§ **Exercise objective**: In the records below, find each line containing the word "Coordinator" and copy it.

════════════════════

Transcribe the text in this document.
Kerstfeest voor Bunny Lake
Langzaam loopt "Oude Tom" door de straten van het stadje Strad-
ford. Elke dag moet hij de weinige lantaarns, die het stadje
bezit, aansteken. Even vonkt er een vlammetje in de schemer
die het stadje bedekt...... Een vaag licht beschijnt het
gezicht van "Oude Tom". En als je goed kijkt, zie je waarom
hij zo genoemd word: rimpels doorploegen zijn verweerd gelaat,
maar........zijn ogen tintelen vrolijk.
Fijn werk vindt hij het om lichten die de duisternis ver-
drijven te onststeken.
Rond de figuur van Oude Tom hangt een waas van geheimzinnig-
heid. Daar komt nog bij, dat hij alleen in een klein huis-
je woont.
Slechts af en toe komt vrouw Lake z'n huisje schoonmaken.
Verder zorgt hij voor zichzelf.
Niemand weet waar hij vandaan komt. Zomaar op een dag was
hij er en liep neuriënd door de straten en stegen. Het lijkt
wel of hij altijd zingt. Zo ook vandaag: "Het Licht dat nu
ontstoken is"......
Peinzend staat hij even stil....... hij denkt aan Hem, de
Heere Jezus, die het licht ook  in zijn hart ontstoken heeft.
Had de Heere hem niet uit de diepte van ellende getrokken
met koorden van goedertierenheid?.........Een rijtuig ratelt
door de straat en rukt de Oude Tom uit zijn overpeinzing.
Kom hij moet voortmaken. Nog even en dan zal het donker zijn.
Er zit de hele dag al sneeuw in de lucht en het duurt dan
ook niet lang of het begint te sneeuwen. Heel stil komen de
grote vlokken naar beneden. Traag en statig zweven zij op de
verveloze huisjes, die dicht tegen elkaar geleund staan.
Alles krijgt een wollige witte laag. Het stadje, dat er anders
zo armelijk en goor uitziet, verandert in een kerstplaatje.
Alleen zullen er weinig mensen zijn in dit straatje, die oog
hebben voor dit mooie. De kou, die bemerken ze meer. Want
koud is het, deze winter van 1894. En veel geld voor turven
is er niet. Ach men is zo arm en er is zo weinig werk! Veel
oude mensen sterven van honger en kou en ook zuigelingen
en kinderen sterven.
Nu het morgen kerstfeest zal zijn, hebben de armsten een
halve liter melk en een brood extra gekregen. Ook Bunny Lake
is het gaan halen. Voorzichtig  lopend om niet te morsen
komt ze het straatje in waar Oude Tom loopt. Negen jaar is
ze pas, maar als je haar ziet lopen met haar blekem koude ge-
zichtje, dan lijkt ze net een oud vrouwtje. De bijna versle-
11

════════════════════

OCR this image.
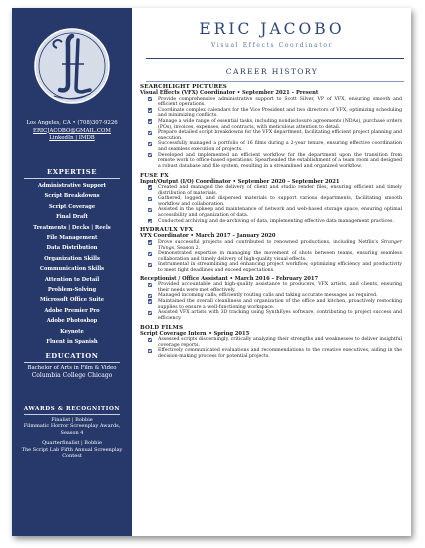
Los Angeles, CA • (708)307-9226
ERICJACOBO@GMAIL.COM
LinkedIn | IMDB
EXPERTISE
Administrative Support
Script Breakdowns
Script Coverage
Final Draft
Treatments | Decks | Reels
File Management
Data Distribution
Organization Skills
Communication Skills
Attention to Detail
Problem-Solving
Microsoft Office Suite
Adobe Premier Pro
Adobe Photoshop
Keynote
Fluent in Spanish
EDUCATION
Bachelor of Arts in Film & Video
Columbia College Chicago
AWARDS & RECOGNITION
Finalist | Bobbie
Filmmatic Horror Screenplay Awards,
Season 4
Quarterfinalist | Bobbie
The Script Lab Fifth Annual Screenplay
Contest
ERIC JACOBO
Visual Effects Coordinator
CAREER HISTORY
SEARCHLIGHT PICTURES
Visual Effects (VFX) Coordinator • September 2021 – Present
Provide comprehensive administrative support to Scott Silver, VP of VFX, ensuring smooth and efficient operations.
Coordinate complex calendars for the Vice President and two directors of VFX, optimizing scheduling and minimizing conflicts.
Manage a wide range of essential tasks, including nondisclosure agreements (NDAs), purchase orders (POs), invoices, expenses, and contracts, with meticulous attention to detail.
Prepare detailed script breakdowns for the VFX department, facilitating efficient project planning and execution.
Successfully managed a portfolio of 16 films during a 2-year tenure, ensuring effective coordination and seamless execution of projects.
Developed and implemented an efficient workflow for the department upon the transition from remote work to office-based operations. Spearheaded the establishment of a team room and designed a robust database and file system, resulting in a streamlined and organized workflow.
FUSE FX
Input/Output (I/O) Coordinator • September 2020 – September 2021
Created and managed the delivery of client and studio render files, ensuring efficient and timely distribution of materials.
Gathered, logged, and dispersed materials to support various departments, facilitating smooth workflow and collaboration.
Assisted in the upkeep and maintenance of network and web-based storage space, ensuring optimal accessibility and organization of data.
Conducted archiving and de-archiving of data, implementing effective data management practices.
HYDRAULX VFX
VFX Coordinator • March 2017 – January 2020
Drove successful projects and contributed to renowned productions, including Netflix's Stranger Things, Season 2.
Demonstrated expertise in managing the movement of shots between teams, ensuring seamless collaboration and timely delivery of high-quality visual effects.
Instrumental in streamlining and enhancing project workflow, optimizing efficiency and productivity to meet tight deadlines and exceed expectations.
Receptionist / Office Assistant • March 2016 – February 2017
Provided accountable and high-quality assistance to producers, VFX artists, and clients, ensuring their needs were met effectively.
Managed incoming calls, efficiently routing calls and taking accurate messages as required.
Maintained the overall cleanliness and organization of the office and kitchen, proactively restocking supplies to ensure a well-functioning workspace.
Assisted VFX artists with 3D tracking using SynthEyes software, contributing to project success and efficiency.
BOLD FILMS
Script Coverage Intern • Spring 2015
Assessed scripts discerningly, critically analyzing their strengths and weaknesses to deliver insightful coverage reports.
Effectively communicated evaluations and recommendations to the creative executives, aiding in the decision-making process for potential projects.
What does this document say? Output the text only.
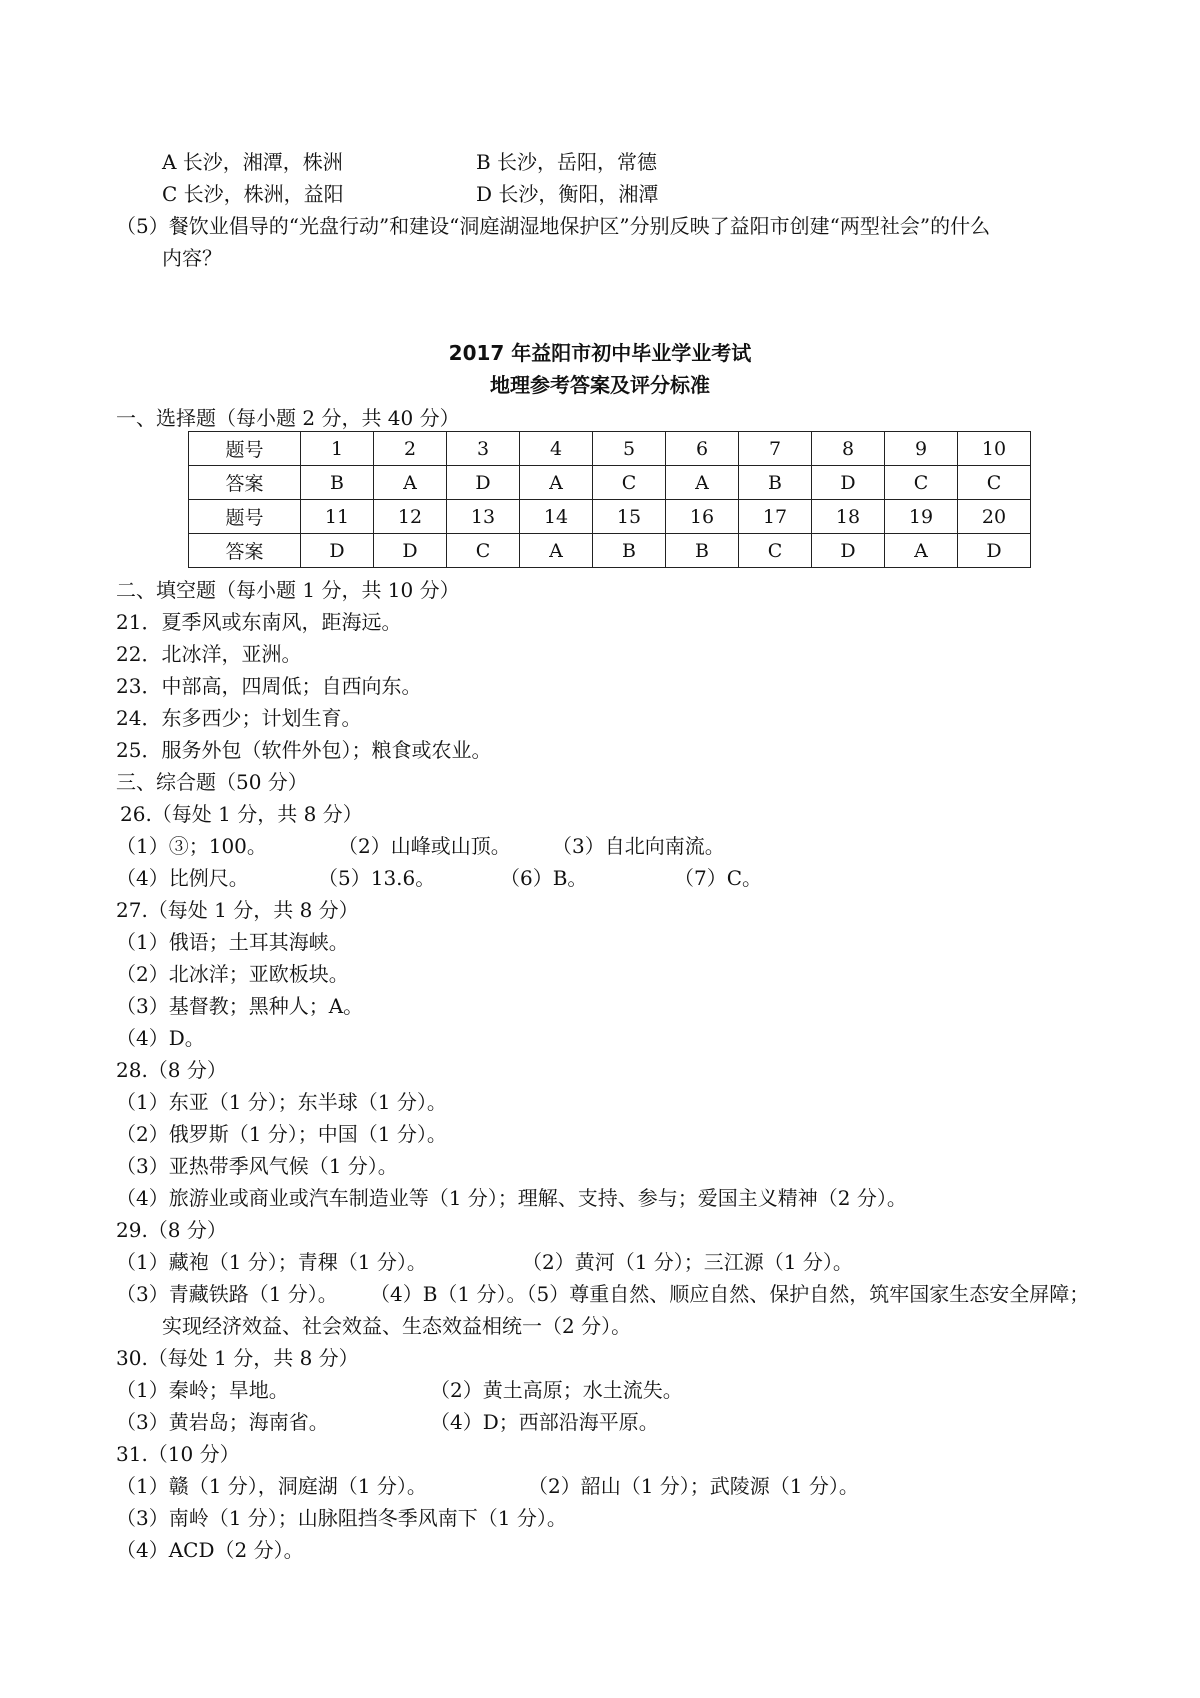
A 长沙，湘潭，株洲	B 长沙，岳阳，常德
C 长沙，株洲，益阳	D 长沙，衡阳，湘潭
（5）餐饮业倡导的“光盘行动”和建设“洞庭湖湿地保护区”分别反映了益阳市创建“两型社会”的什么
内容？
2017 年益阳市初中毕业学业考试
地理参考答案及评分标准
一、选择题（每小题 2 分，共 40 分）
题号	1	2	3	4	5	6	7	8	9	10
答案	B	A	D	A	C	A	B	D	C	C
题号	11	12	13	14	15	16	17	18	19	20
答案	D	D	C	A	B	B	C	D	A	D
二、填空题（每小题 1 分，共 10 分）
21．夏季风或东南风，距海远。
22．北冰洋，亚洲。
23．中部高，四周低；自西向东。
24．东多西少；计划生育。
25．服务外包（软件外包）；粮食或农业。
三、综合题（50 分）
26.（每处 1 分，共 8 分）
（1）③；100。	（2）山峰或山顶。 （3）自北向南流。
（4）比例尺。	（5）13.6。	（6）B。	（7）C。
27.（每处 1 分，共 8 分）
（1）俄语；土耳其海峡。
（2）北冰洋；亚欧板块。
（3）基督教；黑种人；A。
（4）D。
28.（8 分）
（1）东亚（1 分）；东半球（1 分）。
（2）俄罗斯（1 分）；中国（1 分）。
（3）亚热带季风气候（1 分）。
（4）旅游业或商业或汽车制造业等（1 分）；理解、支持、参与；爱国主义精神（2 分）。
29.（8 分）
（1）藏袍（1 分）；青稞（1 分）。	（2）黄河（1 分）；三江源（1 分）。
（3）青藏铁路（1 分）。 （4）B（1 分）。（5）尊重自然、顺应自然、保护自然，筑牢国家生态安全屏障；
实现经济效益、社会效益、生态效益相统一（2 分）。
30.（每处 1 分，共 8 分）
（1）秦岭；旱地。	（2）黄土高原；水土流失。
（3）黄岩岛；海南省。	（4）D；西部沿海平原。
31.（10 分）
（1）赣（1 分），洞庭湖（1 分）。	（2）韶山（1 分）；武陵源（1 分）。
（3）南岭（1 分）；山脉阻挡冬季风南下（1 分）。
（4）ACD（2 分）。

════════════════════

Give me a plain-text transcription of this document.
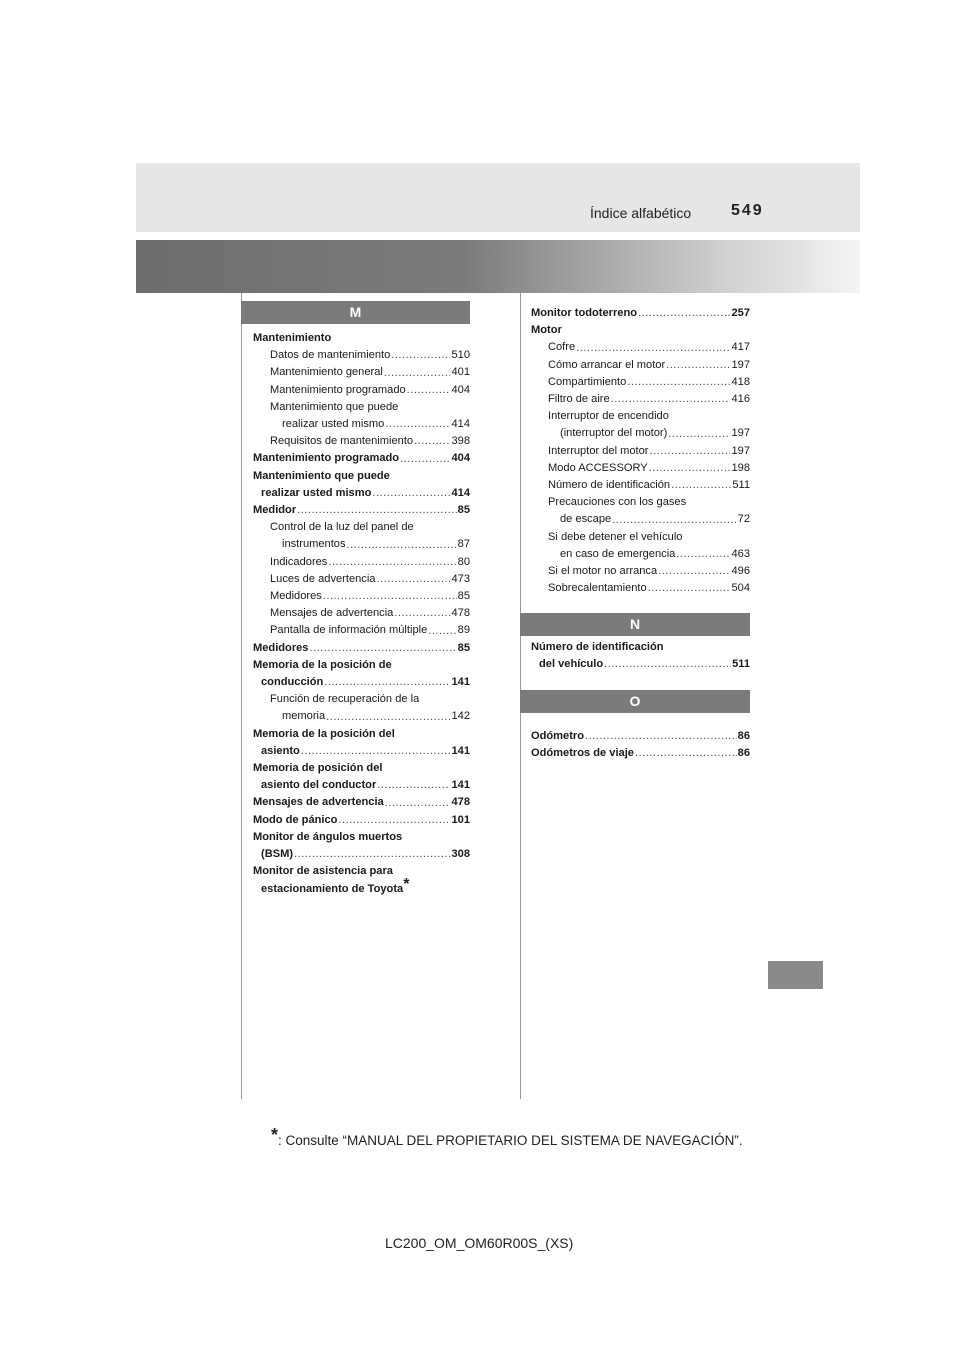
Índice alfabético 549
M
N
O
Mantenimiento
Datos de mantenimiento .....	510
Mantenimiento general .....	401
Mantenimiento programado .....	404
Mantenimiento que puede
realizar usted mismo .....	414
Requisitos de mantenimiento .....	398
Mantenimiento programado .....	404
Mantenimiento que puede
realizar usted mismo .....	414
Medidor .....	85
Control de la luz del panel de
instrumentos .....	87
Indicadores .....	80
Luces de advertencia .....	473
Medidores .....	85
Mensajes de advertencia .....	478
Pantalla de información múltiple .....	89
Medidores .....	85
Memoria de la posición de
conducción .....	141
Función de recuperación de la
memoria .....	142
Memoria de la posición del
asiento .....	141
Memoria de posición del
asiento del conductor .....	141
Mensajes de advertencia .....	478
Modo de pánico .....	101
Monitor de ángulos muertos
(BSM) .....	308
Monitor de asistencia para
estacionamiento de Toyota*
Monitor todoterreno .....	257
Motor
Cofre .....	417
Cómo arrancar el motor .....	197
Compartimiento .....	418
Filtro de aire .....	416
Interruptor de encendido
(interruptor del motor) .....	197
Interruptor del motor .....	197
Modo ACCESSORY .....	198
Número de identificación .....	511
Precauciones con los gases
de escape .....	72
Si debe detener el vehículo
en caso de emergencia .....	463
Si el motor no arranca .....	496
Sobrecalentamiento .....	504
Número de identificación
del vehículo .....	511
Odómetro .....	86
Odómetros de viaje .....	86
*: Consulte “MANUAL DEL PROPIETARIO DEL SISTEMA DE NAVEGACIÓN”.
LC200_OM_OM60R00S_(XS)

════════════════════

§ **Answer in full**:
Visual Effects Coordinator
Visual Effects (VFX) Coordinator • September 2021 – Present
Input/Output (I/O) Coordinator • September 2020 – September 2021
VFX Coordinator • March 2017 – January 2020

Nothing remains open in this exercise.